§ EXERCISE PROMPT: Your task is to repeat all of the material exactly.

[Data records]
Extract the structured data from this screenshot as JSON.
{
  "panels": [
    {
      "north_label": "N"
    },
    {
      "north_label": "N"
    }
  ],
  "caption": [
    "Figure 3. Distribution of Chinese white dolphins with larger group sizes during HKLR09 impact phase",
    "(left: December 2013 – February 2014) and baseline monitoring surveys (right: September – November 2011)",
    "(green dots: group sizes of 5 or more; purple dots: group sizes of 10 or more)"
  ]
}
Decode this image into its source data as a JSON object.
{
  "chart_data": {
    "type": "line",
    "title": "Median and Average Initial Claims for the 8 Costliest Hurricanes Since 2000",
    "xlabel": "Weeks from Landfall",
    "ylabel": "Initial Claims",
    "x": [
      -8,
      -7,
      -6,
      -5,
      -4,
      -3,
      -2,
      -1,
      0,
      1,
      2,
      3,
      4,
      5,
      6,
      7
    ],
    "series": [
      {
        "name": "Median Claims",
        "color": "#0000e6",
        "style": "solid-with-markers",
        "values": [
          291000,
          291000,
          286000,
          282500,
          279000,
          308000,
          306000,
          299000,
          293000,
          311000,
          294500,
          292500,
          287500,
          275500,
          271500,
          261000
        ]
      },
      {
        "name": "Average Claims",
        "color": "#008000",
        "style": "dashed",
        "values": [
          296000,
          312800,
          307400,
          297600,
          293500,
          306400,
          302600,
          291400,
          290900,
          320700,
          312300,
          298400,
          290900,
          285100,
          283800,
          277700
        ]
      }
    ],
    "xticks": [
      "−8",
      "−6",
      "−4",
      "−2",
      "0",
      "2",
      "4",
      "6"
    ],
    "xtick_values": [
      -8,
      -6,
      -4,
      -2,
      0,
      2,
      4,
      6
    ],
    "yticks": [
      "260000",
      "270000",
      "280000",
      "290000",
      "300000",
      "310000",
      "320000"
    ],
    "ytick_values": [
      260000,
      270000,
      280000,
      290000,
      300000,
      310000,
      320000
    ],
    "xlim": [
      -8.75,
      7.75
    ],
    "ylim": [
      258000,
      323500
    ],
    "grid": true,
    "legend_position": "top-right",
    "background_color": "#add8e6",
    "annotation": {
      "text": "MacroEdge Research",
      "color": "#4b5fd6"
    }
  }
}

§ CORRECT RESPONSE:
Extract the structured data from this screenshot as JSON.
{
  "panels": [
    {
      "north_label": "N"
    },
    {
      "north_label": "N"
    }
  ],
  "caption": [
    "Figure 3. Distribution of Chinese white dolphins with larger group sizes during HKLR09 impact phase",
    "(left: December 2013 – February 2014) and baseline monitoring surveys (right: September – November 2011)",
    "(green dots: group sizes of 5 or more; purple dots: group sizes of 10 or more)"
  ]
}
Decode this image into its source data as a JSON object.
{
  "chart_data": {
    "type": "line",
    "title": "Median and Average Initial Claims for the 8 Costliest Hurricanes Since 2000",
    "xlabel": "Weeks from Landfall",
    "ylabel": "Initial Claims",
    "x": [
      -8,
      -7,
      -6,
      -5,
      -4,
      -3,
      -2,
      -1,
      0,
      1,
      2,
      3,
      4,
      5,
      6,
      7
    ],
    "series": [
      {
        "name": "Median Claims",
        "color": "#0000e6",
        "style": "solid-with-markers",
        "values": [
          291000,
          291000,
          286000,
          282500,
          279000,
          308000,
          306000,
          299000,
          293000,
          311000,
          294500,
          292500,
          287500,
          275500,
          271500,
          261000
        ]
      },
      {
        "name": "Average Claims",
        "color": "#008000",
        "style": "dashed",
        "values": [
          296000,
          312800,
          307400,
          297600,
          293500,
          306400,
          302600,
          291400,
          290900,
          320700,
          312300,
          298400,
          290900,
          285100,
          283800,
          277700
        ]
      }
    ],
    "xticks": [
      "−8",
      "−6",
      "−4",
      "−2",
      "0",
      "2",
      "4",
      "6"
    ],
    "xtick_values": [
      -8,
      -6,
      -4,
      -2,
      0,
      2,
      4,
      6
    ],
    "yticks": [
      "260000",
      "270000",
      "280000",
      "290000",
      "300000",
      "310000",
      "320000"
    ],
    "ytick_values": [
      260000,
      270000,
      280000,
      290000,
      300000,
      310000,
      320000
    ],
    "xlim": [
      -8.75,
      7.75
    ],
    "ylim": [
      258000,
      323500
    ],
    "grid": true,
    "legend_position": "top-right",
    "background_color": "#add8e6",
    "annotation": {
      "text": "MacroEdge Research",
      "color": "#4b5fd6"
    }
  }
}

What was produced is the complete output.